**Work instructions:**
Pull every line containing "Ruiz" out of the material below.

Extracted records
##############################
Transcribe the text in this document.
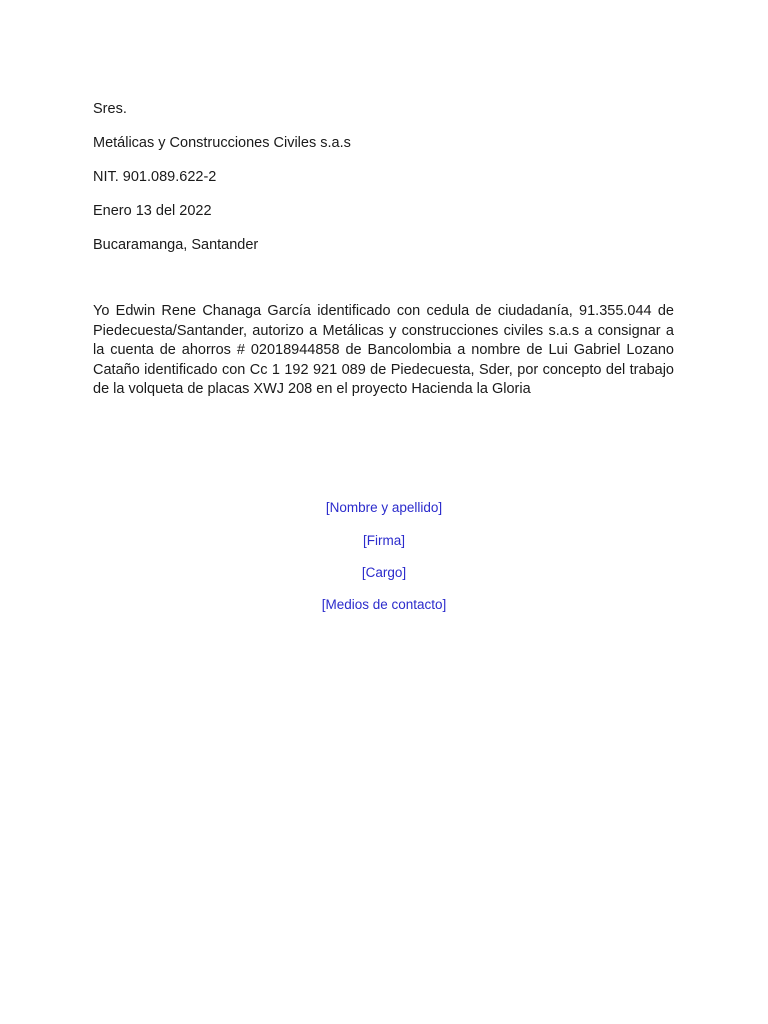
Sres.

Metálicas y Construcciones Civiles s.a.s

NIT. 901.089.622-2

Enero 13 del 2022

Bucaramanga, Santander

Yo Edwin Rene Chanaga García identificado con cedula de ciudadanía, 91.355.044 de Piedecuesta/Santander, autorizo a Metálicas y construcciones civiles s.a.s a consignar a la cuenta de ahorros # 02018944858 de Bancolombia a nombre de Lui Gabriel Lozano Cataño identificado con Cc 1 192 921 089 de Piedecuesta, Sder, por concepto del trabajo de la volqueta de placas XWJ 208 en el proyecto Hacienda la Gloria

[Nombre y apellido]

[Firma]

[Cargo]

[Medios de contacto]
##############################
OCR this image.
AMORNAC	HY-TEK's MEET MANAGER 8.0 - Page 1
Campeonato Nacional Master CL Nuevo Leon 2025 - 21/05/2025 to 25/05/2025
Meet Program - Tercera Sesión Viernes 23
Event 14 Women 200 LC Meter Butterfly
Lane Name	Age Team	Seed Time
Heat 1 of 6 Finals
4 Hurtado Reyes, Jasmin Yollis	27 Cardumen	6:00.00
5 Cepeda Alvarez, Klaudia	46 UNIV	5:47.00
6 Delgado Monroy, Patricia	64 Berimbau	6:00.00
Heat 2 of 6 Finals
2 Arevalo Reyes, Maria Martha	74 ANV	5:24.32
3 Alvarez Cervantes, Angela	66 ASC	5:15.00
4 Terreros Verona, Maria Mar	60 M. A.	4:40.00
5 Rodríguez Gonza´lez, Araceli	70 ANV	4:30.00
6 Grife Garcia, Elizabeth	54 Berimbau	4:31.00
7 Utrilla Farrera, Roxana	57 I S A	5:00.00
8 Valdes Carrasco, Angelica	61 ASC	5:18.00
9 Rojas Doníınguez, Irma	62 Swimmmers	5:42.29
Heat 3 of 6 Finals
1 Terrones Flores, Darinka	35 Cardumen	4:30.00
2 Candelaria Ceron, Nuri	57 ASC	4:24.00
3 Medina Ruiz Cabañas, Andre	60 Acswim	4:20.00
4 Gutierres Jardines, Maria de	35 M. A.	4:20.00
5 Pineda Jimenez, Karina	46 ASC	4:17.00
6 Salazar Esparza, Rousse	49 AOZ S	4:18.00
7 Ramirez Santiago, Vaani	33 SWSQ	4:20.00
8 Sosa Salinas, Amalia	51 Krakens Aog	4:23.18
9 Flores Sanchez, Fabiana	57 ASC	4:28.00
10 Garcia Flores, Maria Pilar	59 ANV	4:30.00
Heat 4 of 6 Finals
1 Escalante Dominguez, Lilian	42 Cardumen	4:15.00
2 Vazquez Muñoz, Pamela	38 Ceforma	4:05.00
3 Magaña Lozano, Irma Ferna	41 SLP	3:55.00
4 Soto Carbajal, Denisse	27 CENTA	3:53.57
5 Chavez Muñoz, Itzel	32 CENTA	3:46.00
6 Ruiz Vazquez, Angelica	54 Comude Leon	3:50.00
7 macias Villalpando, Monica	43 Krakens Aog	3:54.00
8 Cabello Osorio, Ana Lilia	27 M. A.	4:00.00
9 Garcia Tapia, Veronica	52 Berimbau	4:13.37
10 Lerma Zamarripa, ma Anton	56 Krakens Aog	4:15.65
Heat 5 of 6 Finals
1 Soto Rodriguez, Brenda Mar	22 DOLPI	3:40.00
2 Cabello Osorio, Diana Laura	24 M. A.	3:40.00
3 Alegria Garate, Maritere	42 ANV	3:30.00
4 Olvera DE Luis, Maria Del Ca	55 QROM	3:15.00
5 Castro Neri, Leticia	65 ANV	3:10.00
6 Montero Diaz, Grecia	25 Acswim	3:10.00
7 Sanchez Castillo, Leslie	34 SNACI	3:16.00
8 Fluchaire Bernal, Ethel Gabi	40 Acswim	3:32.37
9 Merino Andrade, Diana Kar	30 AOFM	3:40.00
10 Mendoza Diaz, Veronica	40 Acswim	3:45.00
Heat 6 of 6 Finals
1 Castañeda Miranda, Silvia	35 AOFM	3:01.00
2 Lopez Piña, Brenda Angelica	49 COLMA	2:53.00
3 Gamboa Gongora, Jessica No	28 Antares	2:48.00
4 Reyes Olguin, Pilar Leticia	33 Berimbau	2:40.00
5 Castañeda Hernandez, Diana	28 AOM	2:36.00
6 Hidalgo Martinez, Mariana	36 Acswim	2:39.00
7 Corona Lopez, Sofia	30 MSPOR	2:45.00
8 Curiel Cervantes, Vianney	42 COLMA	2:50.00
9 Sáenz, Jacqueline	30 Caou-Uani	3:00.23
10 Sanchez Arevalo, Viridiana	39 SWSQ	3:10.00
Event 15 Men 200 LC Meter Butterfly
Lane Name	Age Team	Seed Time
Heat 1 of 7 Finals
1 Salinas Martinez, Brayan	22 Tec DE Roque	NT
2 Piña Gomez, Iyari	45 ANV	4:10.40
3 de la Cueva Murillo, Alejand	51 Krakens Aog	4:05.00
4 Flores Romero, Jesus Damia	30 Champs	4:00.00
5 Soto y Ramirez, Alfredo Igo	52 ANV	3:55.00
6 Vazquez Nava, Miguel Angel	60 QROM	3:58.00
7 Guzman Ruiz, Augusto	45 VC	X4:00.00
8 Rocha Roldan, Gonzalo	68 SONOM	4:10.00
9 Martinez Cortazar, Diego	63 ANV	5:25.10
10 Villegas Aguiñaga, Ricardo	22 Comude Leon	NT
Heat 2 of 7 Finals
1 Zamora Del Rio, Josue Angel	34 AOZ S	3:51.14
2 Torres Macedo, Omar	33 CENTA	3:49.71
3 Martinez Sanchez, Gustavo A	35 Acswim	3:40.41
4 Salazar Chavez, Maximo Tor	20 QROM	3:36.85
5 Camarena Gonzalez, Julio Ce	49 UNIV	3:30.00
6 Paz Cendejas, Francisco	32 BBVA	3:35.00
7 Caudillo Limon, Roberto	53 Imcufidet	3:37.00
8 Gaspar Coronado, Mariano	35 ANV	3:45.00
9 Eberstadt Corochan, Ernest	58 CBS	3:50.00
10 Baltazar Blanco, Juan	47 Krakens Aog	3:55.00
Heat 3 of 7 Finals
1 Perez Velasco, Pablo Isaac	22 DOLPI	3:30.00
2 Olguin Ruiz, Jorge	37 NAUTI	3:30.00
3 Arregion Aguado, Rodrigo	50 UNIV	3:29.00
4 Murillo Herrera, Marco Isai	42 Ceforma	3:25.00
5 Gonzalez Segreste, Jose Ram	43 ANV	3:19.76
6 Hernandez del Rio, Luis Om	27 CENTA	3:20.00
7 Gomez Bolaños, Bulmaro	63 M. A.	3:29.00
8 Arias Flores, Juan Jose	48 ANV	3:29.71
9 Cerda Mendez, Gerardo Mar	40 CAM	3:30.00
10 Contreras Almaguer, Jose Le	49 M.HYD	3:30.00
##############################
**Response to the task:**
3 Medina Ruiz Cabañas, Andre	60 Acswim	4:20.00
6 Ruiz Vazquez, Angelica	54 Comude Leon	3:50.00
7 Guzman Ruiz, Augusto	45 VC	X4:00.00
2 Olguin Ruiz, Jorge	37 NAUTI	3:30.00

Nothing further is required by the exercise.